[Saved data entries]

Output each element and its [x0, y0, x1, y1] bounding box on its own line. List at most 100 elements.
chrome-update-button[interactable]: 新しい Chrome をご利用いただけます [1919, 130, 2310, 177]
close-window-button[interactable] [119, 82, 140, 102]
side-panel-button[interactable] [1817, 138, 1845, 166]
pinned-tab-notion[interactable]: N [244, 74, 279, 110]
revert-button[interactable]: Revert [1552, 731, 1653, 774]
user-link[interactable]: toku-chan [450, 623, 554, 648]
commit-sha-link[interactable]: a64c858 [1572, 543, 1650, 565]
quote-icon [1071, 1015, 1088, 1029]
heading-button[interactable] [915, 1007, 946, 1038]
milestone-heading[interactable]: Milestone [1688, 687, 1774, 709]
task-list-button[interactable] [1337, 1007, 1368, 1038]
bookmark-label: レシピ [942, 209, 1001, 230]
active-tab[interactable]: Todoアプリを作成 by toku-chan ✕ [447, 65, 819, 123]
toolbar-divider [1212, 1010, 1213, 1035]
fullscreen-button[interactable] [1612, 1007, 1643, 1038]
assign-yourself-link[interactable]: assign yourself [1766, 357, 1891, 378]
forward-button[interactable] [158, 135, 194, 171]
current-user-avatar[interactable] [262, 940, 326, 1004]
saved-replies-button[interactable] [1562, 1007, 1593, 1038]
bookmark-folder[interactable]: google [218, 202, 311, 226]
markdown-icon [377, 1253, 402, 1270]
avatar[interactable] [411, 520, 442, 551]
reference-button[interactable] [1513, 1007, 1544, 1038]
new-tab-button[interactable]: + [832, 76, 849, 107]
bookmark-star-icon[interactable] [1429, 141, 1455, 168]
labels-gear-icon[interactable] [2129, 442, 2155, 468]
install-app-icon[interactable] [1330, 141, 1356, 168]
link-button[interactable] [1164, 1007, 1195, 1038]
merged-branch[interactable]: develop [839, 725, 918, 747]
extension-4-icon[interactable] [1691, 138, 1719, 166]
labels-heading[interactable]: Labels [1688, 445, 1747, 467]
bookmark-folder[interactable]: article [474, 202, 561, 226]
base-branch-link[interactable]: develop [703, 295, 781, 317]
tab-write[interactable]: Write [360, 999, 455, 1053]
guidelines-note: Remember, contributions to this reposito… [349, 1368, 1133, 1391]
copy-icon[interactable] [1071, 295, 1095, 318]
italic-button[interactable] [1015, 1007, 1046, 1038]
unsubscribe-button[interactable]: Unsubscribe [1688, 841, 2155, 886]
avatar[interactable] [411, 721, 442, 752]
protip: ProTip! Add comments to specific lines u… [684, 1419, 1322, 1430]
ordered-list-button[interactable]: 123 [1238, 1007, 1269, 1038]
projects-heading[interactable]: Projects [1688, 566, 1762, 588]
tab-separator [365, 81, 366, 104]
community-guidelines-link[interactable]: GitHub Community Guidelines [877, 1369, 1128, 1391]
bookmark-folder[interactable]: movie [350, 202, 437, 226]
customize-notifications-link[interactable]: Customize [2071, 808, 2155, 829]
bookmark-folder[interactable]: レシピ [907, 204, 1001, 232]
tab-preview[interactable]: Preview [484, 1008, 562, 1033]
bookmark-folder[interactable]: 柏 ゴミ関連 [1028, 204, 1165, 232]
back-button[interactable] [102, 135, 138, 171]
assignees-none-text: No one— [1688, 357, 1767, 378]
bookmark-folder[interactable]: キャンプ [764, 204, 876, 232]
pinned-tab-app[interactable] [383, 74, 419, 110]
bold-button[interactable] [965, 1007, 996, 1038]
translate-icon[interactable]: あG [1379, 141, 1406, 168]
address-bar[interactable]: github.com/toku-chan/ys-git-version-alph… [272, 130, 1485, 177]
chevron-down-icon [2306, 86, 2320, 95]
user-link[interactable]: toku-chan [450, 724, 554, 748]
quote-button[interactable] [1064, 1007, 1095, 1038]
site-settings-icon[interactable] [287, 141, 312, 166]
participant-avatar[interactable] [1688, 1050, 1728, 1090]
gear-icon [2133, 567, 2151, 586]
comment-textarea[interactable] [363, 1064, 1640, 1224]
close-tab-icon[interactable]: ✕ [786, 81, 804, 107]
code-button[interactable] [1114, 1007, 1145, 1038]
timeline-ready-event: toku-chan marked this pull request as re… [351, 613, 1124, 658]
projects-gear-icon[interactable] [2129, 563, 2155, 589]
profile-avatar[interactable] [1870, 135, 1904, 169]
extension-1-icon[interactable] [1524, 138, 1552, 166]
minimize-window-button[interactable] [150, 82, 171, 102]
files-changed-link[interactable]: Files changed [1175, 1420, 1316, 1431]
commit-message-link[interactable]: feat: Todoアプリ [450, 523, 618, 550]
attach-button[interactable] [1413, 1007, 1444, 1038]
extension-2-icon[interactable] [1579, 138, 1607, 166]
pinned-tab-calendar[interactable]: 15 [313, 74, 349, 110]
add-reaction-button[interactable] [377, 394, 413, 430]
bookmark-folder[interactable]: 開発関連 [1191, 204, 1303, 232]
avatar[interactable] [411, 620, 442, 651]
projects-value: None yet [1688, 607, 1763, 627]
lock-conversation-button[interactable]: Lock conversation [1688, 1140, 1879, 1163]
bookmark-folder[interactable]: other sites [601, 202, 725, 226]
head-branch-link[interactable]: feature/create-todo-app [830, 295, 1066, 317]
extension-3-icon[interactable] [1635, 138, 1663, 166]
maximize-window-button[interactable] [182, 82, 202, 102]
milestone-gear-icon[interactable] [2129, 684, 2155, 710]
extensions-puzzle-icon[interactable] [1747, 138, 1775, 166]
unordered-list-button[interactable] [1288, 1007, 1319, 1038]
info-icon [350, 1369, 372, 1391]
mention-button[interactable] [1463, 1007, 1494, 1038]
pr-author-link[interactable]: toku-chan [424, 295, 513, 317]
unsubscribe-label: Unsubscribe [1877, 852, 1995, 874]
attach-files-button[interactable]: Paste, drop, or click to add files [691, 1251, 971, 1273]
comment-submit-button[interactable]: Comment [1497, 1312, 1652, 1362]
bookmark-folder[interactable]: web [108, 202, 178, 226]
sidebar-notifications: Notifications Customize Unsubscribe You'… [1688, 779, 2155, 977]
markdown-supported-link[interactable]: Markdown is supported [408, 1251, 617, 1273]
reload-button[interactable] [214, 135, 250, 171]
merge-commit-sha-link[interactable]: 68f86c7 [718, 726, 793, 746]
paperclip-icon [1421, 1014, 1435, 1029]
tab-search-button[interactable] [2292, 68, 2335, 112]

→ **Set task**:
Rewrite the stretch from the start of the records through the line that contains "close-window-button[interactable] [119, 82, 140, 102]", replacing "bounding box" with "bounding rectangle" and leaving everything else unchanged.

→ **Result for this task**:
Output each element and its [x0, y0, x1, y1] bounding rectangle on its own line. List at most 100 elements.
chrome-update-button[interactable]: 新しい Chrome をご利用いただけます [1919, 130, 2310, 177]
close-window-button[interactable] [119, 82, 140, 102]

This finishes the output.